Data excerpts
====

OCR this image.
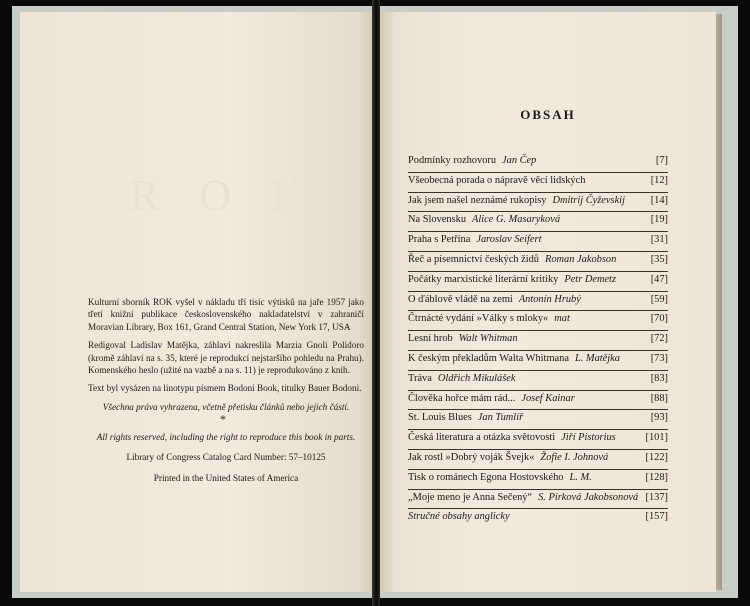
ROK

Kulturní sborník ROK vyšel v nákladu tří tisíc výtisků na jaře 1957 jako třetí knižní publikace československého nakladatelství v zahraničí Moravian Library, Box 161, Grand Central Station, New York 17, USA

Redigoval Ladislav Matějka, záhlaví nakreslila Marzia Gnoli Polidoro (kromě záhlaví na s. 35, které je reprodukcí nejstaršího pohledu na Prahu). Komenského heslo (užité na vazbě a na s. 11) je reprodukováno z knih.

Text byl vysázen na linotypu písmem Bodoni Book, titulky Bauer Bodoni.

Všechna práva vyhrazena, včetně přetisku článků nebo jejich částí.

*
All rights reserved, including the right to reproduce this book in parts.
Library of Congress Catalog Card Number: 57–10125
Printed in the United States of America
OBSAH
Podmínky rozhovoru Jan Čep	[7]
Všeobecná porada o nápravě věcí lidských	[12]
Jak jsem našel neznámé rukopisy Dmitrij Čyževskij [14]
Na Slovensku Alice G. Masaryková	[19]
Praha s Petřína Jaroslav Seifert	[31]
Řeč a písemnictví českých židů Roman Jakobson	[35]
Počátky marxistické literární kritiky Petr Demetz	[47]
O ďáblově vládě na zemi Antonín Hrubý	[59]
Čtrnácté vydání »Války s mloky« mat	[70]
Lesní hrob Walt Whitman	[72]
K českým překladům Walta Whitmana L. Matějka	[73]
Tráva Oldřich Mikulášek	[83]
Člověka hořce mám rád... Josef Kainar	[88]
St. Louis Blues Jan Tumlíř	[93]
Česká literatura a otázka světovosti Jiří Pistorius	[101]
Jak rostl »Dobrý voják Švejk« Žofie I. Johnová	[122]
Tisk o románech Egona Hostovského L. M.	[128]
„Moje meno je Anna Sečený“ S. Pirková Jakobsonová [137]
Stručné obsahy anglicky	[157]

====

■ **WHAT IS BEING ASKED**: Return all the entries word for word, but omit any pictures they contain.

■ **THE RESPONSE**:
OCR this image.
ROK

Kulturní sborník ROK vyšel v nákladu tří tisíc výtisků na jaře 1957 jako třetí knižní publikace československého nakladatelství v zahraničí Moravian Library, Box 161, Grand Central Station, New York 17, USA

Redigoval Ladislav Matějka, záhlaví nakreslila Marzia Gnoli Polidoro (kromě záhlaví na s. 35, které je reprodukcí nejstaršího pohledu na Prahu). Komenského heslo (užité na vazbě a na s. 11) je reprodukováno z knih.

Text byl vysázen na linotypu písmem Bodoni Book, titulky Bauer Bodoni.

Všechna práva vyhrazena, včetně přetisku článků nebo jejich částí.

*
All rights reserved, including the right to reproduce this book in parts.
Library of Congress Catalog Card Number: 57–10125
Printed in the United States of America
OBSAH
Podmínky rozhovoru Jan Čep	[7]
Všeobecná porada o nápravě věcí lidských	[12]
Jak jsem našel neznámé rukopisy Dmitrij Čyževskij [14]
Na Slovensku Alice G. Masaryková	[19]
Praha s Petřína Jaroslav Seifert	[31]
Řeč a písemnictví českých židů Roman Jakobson	[35]
Počátky marxistické literární kritiky Petr Demetz	[47]
O ďáblově vládě na zemi Antonín Hrubý	[59]
Čtrnácté vydání »Války s mloky« mat	[70]
Lesní hrob Walt Whitman	[72]
K českým překladům Walta Whitmana L. Matějka	[73]
Tráva Oldřich Mikulášek	[83]
Člověka hořce mám rád... Josef Kainar	[88]
St. Louis Blues Jan Tumlíř	[93]
Česká literatura a otázka světovosti Jiří Pistorius	[101]
Jak rostl »Dobrý voják Švejk« Žofie I. Johnová	[122]
Tisk o románech Egona Hostovského L. M.	[128]
„Moje meno je Anna Sečený“ S. Pirková Jakobsonová [137]
Stručné obsahy anglicky	[157]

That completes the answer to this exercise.